### Task description
Would you please return all of the entries below exactly as shown?

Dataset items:
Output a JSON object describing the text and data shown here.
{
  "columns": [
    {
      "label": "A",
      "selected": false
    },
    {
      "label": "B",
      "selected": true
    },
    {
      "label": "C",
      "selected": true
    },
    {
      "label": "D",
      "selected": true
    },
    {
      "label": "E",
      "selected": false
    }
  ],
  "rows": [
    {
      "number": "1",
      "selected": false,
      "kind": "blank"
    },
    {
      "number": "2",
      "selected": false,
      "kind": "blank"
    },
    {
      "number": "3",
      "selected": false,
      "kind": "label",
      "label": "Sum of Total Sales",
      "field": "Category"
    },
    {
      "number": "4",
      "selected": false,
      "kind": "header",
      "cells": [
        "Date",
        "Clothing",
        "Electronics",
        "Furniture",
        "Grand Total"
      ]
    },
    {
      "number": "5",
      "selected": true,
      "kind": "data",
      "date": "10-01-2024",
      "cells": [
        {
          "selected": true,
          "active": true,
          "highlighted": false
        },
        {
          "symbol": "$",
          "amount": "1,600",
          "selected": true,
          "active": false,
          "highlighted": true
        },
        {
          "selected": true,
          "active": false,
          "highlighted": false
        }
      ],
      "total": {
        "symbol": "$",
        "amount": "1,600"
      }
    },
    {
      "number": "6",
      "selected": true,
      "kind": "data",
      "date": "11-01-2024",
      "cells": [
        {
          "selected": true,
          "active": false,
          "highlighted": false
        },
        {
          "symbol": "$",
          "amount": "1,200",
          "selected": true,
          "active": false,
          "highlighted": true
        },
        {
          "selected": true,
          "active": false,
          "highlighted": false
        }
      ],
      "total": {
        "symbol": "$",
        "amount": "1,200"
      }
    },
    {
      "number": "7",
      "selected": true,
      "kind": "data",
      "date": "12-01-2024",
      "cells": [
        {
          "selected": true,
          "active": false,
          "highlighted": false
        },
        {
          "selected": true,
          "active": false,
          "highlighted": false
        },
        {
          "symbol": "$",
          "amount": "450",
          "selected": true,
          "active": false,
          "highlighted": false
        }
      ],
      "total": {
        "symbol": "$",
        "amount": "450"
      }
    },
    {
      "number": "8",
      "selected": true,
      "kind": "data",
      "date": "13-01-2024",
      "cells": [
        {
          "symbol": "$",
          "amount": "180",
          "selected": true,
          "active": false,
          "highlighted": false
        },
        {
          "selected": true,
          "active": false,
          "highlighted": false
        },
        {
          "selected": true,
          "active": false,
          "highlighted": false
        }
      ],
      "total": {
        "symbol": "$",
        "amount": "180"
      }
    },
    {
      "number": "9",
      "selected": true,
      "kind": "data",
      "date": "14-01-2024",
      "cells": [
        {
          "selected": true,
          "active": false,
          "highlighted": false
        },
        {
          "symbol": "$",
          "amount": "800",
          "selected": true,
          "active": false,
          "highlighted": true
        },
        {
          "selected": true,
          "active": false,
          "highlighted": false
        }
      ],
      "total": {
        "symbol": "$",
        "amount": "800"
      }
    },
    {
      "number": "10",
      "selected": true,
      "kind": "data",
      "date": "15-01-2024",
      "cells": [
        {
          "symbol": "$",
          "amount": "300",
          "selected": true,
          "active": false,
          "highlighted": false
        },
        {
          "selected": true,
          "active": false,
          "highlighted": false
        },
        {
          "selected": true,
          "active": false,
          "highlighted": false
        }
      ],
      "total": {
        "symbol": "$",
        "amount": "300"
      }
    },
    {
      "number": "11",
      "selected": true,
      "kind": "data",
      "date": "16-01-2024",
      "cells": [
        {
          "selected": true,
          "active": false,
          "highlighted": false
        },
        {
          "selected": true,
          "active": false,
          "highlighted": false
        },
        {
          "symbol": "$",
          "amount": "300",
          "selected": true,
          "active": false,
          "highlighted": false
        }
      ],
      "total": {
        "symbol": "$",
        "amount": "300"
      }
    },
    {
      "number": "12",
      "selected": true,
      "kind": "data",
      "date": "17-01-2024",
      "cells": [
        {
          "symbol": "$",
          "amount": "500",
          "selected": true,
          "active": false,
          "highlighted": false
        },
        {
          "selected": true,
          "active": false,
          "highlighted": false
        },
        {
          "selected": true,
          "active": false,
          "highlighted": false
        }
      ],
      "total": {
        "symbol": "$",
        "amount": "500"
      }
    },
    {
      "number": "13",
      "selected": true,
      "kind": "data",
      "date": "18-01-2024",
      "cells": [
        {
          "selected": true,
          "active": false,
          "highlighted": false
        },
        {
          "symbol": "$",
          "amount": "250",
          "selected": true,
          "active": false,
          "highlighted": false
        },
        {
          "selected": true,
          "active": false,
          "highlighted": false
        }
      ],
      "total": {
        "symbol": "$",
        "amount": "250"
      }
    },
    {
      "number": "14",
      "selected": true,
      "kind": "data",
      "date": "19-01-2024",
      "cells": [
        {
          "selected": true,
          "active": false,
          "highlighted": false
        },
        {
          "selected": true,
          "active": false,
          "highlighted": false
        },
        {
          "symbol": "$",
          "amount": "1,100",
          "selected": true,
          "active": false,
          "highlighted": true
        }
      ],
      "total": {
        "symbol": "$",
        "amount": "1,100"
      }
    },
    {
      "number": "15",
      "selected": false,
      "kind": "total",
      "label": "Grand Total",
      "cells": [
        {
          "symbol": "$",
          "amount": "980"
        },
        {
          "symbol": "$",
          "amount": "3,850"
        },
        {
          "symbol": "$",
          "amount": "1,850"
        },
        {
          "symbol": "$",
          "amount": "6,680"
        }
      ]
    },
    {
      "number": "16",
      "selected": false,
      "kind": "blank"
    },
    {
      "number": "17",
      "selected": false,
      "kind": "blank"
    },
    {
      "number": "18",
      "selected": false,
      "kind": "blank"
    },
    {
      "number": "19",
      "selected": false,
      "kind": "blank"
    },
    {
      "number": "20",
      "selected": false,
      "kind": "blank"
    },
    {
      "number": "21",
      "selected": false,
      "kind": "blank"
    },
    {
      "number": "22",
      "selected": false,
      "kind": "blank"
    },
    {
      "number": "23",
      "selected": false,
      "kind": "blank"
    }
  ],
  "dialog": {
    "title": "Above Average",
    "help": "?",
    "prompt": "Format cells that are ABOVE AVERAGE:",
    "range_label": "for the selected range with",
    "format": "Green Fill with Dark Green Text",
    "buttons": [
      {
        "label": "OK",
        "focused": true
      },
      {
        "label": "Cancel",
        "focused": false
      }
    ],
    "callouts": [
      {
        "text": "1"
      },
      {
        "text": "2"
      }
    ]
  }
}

### Exercise result
Output a JSON object describing the text and data shown here.
{
  "columns": [
    {
      "label": "A",
      "selected": false
    },
    {
      "label": "B",
      "selected": true
    },
    {
      "label": "C",
      "selected": true
    },
    {
      "label": "D",
      "selected": true
    },
    {
      "label": "E",
      "selected": false
    }
  ],
  "rows": [
    {
      "number": "1",
      "selected": false,
      "kind": "blank"
    },
    {
      "number": "2",
      "selected": false,
      "kind": "blank"
    },
    {
      "number": "3",
      "selected": false,
      "kind": "label",
      "label": "Sum of Total Sales",
      "field": "Category"
    },
    {
      "number": "4",
      "selected": false,
      "kind": "header",
      "cells": [
        "Date",
        "Clothing",
        "Electronics",
        "Furniture",
        "Grand Total"
      ]
    },
    {
      "number": "5",
      "selected": true,
      "kind": "data",
      "date": "10-01-2024",
      "cells": [
        {
          "selected": true,
          "active": true,
          "highlighted": false
        },
        {
          "symbol": "$",
          "amount": "1,600",
          "selected": true,
          "active": false,
          "highlighted": true
        },
        {
          "selected": true,
          "active": false,
          "highlighted": false
        }
      ],
      "total": {
        "symbol": "$",
        "amount": "1,600"
      }
    },
    {
      "number": "6",
      "selected": true,
      "kind": "data",
      "date": "11-01-2024",
      "cells": [
        {
          "selected": true,
          "active": false,
          "highlighted": false
        },
        {
          "symbol": "$",
          "amount": "1,200",
          "selected": true,
          "active": false,
          "highlighted": true
        },
        {
          "selected": true,
          "active": false,
          "highlighted": false
        }
      ],
      "total": {
        "symbol": "$",
        "amount": "1,200"
      }
    },
    {
      "number": "7",
      "selected": true,
      "kind": "data",
      "date": "12-01-2024",
      "cells": [
        {
          "selected": true,
          "active": false,
          "highlighted": false
        },
        {
          "selected": true,
          "active": false,
          "highlighted": false
        },
        {
          "symbol": "$",
          "amount": "450",
          "selected": true,
          "active": false,
          "highlighted": false
        }
      ],
      "total": {
        "symbol": "$",
        "amount": "450"
      }
    },
    {
      "number": "8",
      "selected": true,
      "kind": "data",
      "date": "13-01-2024",
      "cells": [
        {
          "symbol": "$",
          "amount": "180",
          "selected": true,
          "active": false,
          "highlighted": false
        },
        {
          "selected": true,
          "active": false,
          "highlighted": false
        },
        {
          "selected": true,
          "active": false,
          "highlighted": false
        }
      ],
      "total": {
        "symbol": "$",
        "amount": "180"
      }
    },
    {
      "number": "9",
      "selected": true,
      "kind": "data",
      "date": "14-01-2024",
      "cells": [
        {
          "selected": true,
          "active": false,
          "highlighted": false
        },
        {
          "symbol": "$",
          "amount": "800",
          "selected": true,
          "active": false,
          "highlighted": true
        },
        {
          "selected": true,
          "active": false,
          "highlighted": false
        }
      ],
      "total": {
        "symbol": "$",
        "amount": "800"
      }
    },
    {
      "number": "10",
      "selected": true,
      "kind": "data",
      "date": "15-01-2024",
      "cells": [
        {
          "symbol": "$",
          "amount": "300",
          "selected": true,
          "active": false,
          "highlighted": false
        },
        {
          "selected": true,
          "active": false,
          "highlighted": false
        },
        {
          "selected": true,
          "active": false,
          "highlighted": false
        }
      ],
      "total": {
        "symbol": "$",
        "amount": "300"
      }
    },
    {
      "number": "11",
      "selected": true,
      "kind": "data",
      "date": "16-01-2024",
      "cells": [
        {
          "selected": true,
          "active": false,
          "highlighted": false
        },
        {
          "selected": true,
          "active": false,
          "highlighted": false
        },
        {
          "symbol": "$",
          "amount": "300",
          "selected": true,
          "active": false,
          "highlighted": false
        }
      ],
      "total": {
        "symbol": "$",
        "amount": "300"
      }
    },
    {
      "number": "12",
      "selected": true,
      "kind": "data",
      "date": "17-01-2024",
      "cells": [
        {
          "symbol": "$",
          "amount": "500",
          "selected": true,
          "active": false,
          "highlighted": false
        },
        {
          "selected": true,
          "active": false,
          "highlighted": false
        },
        {
          "selected": true,
          "active": false,
          "highlighted": false
        }
      ],
      "total": {
        "symbol": "$",
        "amount": "500"
      }
    },
    {
      "number": "13",
      "selected": true,
      "kind": "data",
      "date": "18-01-2024",
      "cells": [
        {
          "selected": true,
          "active": false,
          "highlighted": false
        },
        {
          "symbol": "$",
          "amount": "250",
          "selected": true,
          "active": false,
          "highlighted": false
        },
        {
          "selected": true,
          "active": false,
          "highlighted": false
        }
      ],
      "total": {
        "symbol": "$",
        "amount": "250"
      }
    },
    {
      "number": "14",
      "selected": true,
      "kind": "data",
      "date": "19-01-2024",
      "cells": [
        {
          "selected": true,
          "active": false,
          "highlighted": false
        },
        {
          "selected": true,
          "active": false,
          "highlighted": false
        },
        {
          "symbol": "$",
          "amount": "1,100",
          "selected": true,
          "active": false,
          "highlighted": true
        }
      ],
      "total": {
        "symbol": "$",
        "amount": "1,100"
      }
    },
    {
      "number": "15",
      "selected": false,
      "kind": "total",
      "label": "Grand Total",
      "cells": [
        {
          "symbol": "$",
          "amount": "980"
        },
        {
          "symbol": "$",
          "amount": "3,850"
        },
        {
          "symbol": "$",
          "amount": "1,850"
        },
        {
          "symbol": "$",
          "amount": "6,680"
        }
      ]
    },
    {
      "number": "16",
      "selected": false,
      "kind": "blank"
    },
    {
      "number": "17",
      "selected": false,
      "kind": "blank"
    },
    {
      "number": "18",
      "selected": false,
      "kind": "blank"
    },
    {
      "number": "19",
      "selected": false,
      "kind": "blank"
    },
    {
      "number": "20",
      "selected": false,
      "kind": "blank"
    },
    {
      "number": "21",
      "selected": false,
      "kind": "blank"
    },
    {
      "number": "22",
      "selected": false,
      "kind": "blank"
    },
    {
      "number": "23",
      "selected": false,
      "kind": "blank"
    }
  ],
  "dialog": {
    "title": "Above Average",
    "help": "?",
    "prompt": "Format cells that are ABOVE AVERAGE:",
    "range_label": "for the selected range with",
    "format": "Green Fill with Dark Green Text",
    "buttons": [
      {
        "label": "OK",
        "focused": true
      },
      {
        "label": "Cancel",
        "focused": false
      }
    ],
    "callouts": [
      {
        "text": "1"
      },
      {
        "text": "2"
      }
    ]
  }
}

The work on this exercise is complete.